■ **阅读文本**:

>>>

不同组织的类器官培养到底有没有组织特异性水凝胶可以挑选?
我有特殊实验需求,现在传统水凝胶不能满足我,有没有新型黑科技水凝胶?
那就来看看下面这些实验方案吧。
· 了解最常见的ECM基质胶
· 适用于干细胞类器官研究的水凝胶
· 无动物源干扰、批次一致性强、并且可以根据实验需求变化组分的仿生合成水凝胶
· 从不同组织中提取的组织特异性水凝胶
基底膜的主要成分是层粘连蛋白、胶原蛋白IV、巢蛋白和硫酸肝素蛋白多糖(HSPG)。前三种蛋白的摩尔含量一般差不多相等,HSPG的含量则偏低,但是鉴于ECM Gel是生物提取物,我们不能确定各成分的准确浓度。
ECM Gel来源于细胞裂解物还是真正的细胞基质?
ECM Gel基质胶由整个EHS肿瘤(不是分离细胞)制备而成。它是肿瘤的全提取产物。
ECM基质胶与Matrigel®(Corning)、Geltrex®(Thermo)或Cultrex®(Trevigen)一样吗?
ECM Gel基质胶是这些产品的生物等效品,ECM基质胶(E6909,E1270)由默克公司生产。
ECM Gel基质胶有添加粘附因子吗?
E1270产品从Engelbreth-Holm-Swarm小鼠肉瘤中提取而来,没有添加任何外源添加剂。
ECM Gel基质胶中的钙浓度是多少?
ECM溶液中的CaCl2浓度约为0.265 mg/mL。
ECM Gel基质胶中含有抗生素吗?
我们的ECM Gel胶中添加了庆大霉素。
你们有用不含丙酮酸钠的DMEM溶解的E1270吗?

<<<

■ **任务条目**:
这篇关于类器官水凝胶的阅读文本列出了基底膜的几种主要成分。请逐一写出。

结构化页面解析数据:
>>>

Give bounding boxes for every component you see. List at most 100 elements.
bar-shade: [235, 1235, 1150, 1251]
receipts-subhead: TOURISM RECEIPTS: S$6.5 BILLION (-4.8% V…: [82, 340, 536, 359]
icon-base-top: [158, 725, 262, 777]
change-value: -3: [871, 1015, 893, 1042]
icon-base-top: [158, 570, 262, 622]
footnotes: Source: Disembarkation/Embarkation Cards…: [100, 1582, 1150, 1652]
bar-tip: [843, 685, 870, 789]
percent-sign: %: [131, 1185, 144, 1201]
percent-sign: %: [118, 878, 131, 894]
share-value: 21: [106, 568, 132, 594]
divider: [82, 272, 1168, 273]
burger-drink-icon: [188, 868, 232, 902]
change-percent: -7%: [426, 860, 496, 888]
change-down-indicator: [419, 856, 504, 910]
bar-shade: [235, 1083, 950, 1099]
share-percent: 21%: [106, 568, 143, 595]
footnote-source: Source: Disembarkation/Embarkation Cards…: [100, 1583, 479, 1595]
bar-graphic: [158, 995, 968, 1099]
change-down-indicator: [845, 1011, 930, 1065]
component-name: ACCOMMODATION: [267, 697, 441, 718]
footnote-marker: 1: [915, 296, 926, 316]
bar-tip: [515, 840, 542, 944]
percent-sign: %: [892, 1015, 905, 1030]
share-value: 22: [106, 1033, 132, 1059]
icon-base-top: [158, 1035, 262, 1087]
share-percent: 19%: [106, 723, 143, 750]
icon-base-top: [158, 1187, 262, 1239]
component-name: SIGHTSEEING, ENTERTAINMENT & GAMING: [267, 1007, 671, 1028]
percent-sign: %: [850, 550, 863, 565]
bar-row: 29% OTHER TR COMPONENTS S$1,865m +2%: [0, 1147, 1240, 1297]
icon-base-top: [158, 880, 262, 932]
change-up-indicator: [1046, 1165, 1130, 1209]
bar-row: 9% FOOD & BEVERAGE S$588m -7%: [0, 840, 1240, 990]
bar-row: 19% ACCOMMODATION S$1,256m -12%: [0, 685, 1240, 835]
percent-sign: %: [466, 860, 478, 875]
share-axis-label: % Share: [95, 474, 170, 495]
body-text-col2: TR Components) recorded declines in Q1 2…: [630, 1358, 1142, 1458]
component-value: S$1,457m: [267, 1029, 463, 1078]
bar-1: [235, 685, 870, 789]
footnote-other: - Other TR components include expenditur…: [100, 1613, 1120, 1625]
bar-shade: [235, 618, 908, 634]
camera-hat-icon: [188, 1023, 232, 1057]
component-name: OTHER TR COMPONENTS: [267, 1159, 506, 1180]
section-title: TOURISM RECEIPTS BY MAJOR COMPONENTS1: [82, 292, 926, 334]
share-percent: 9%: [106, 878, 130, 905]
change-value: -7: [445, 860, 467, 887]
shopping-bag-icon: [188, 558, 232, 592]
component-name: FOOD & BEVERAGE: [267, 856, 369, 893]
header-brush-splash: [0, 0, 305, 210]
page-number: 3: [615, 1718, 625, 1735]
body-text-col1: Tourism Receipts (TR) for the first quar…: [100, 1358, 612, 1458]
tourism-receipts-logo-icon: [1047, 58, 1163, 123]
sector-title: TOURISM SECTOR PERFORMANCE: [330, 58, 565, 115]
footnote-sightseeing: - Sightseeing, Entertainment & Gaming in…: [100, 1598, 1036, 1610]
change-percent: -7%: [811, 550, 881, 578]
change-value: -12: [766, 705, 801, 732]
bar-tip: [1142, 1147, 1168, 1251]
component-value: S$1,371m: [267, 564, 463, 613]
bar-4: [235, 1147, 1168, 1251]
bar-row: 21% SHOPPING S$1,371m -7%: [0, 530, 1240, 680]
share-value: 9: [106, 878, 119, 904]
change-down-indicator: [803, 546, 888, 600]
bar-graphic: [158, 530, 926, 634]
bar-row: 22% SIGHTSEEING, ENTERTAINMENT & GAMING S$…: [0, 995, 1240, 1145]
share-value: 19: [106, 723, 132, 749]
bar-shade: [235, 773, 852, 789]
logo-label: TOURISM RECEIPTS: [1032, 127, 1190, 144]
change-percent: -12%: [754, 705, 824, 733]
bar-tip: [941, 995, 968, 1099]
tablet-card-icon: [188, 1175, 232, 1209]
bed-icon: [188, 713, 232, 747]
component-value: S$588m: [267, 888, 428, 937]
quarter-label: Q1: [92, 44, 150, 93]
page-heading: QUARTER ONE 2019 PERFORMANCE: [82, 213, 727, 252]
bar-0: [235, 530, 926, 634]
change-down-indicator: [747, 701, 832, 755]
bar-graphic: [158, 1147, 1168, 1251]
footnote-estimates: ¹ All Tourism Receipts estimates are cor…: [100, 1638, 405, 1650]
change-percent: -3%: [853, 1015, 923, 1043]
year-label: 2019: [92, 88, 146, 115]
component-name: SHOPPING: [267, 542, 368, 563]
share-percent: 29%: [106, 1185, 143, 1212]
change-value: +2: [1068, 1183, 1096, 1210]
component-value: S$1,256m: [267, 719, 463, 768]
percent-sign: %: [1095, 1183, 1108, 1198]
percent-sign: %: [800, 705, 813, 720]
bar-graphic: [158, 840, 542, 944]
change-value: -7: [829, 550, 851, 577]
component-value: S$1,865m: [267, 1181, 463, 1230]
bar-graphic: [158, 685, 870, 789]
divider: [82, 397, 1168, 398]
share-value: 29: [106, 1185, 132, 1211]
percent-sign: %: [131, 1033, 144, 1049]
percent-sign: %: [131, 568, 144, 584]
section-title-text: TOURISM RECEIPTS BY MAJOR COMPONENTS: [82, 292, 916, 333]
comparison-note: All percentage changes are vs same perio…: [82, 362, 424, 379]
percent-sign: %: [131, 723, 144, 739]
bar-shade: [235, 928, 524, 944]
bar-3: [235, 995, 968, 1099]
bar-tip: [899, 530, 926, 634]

<<<

■ **答案部分**:
层粘连蛋白、胶原蛋白IV、巢蛋白、硫酸肝素蛋白多糖(HSPG)